§ **Material for this exercise**:
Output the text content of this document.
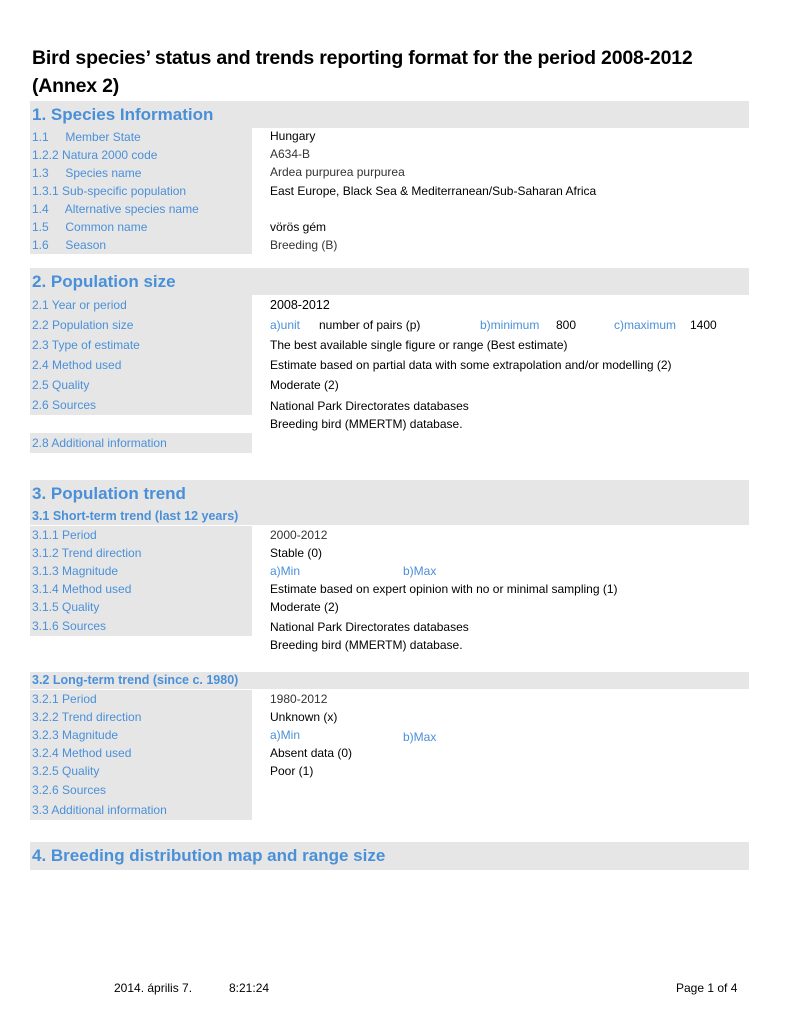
Bird species’ status and trends reporting format for the period 2008-2012
(Annex 2)
1. Species Information
1.1     Member State	Hungary
1.2.2 Natura 2000 code	A634-B
1.3     Species name	Ardea purpurea purpurea
1.3.1 Sub-specific population	East Europe, Black Sea & Mediterranean/Sub-Saharan Africa
1.4     Alternative species name
1.5     Common name	vörös gém
1.6     Season	Breeding (B)
2. Population size
2.1 Year or period	2008-2012
2.2 Population size	a)unit number of pairs (p)	b)minimum 800	c)maximum 1400
2.3 Type of estimate	The best available single figure or range (Best estimate)
2.4 Method used	Estimate based on partial data with some extrapolation and/or modelling (2)
2.5 Quality	Moderate (2)
2.6 Sources	National Park Directorates databases
Breeding bird (MMERTM) database.
2.8 Additional information
3. Population trend
3.1 Short-term trend (last 12 years)
3.1.1 Period	2000-2012
3.1.2 Trend direction	Stable (0)
3.1.3 Magnitude	a)Min	b)Max
3.1.4 Method used	Estimate based on expert opinion with no or minimal sampling (1)
3.1.5 Quality	Moderate (2)
3.1.6 Sources	National Park Directorates databases
Breeding bird (MMERTM) database.
3.2 Long-term trend (since c. 1980)
3.2.1 Period	1980-2012
3.2.2 Trend direction	Unknown (x)
3.2.3 Magnitude	a)Min	b)Max
3.2.4 Method used	Absent data (0)
3.2.5 Quality	Poor (1)
3.2.6 Sources
3.3 Additional information
4. Breeding distribution map and range size
2014. április 7.	8:21:24	Page 1 of 4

§ **Exercise prompt**:
Output the data above without changes, apart from leaving out the pictures.

§ **Answer below**:
Output the text content of this document.
Bird species’ status and trends reporting format for the period 2008-2012
(Annex 2)
1. Species Information
1.1     Member State	Hungary
1.2.2 Natura 2000 code	A634-B
1.3     Species name	Ardea purpurea purpurea
1.3.1 Sub-specific population	East Europe, Black Sea & Mediterranean/Sub-Saharan Africa
1.4     Alternative species name
1.5     Common name	vörös gém
1.6     Season	Breeding (B)
2. Population size
2.1 Year or period	2008-2012
2.2 Population size	a)unit number of pairs (p)	b)minimum 800	c)maximum 1400
2.3 Type of estimate	The best available single figure or range (Best estimate)
2.4 Method used	Estimate based on partial data with some extrapolation and/or modelling (2)
2.5 Quality	Moderate (2)
2.6 Sources	National Park Directorates databases
Breeding bird (MMERTM) database.
2.8 Additional information
3. Population trend
3.1 Short-term trend (last 12 years)
3.1.1 Period	2000-2012
3.1.2 Trend direction	Stable (0)
3.1.3 Magnitude	a)Min	b)Max
3.1.4 Method used	Estimate based on expert opinion with no or minimal sampling (1)
3.1.5 Quality	Moderate (2)
3.1.6 Sources	National Park Directorates databases
Breeding bird (MMERTM) database.
3.2 Long-term trend (since c. 1980)
3.2.1 Period	1980-2012
3.2.2 Trend direction	Unknown (x)
3.2.3 Magnitude	a)Min	b)Max
3.2.4 Method used	Absent data (0)
3.2.5 Quality	Poor (1)
3.2.6 Sources
3.3 Additional information
4. Breeding distribution map and range size
2014. április 7.	8:21:24	Page 1 of 4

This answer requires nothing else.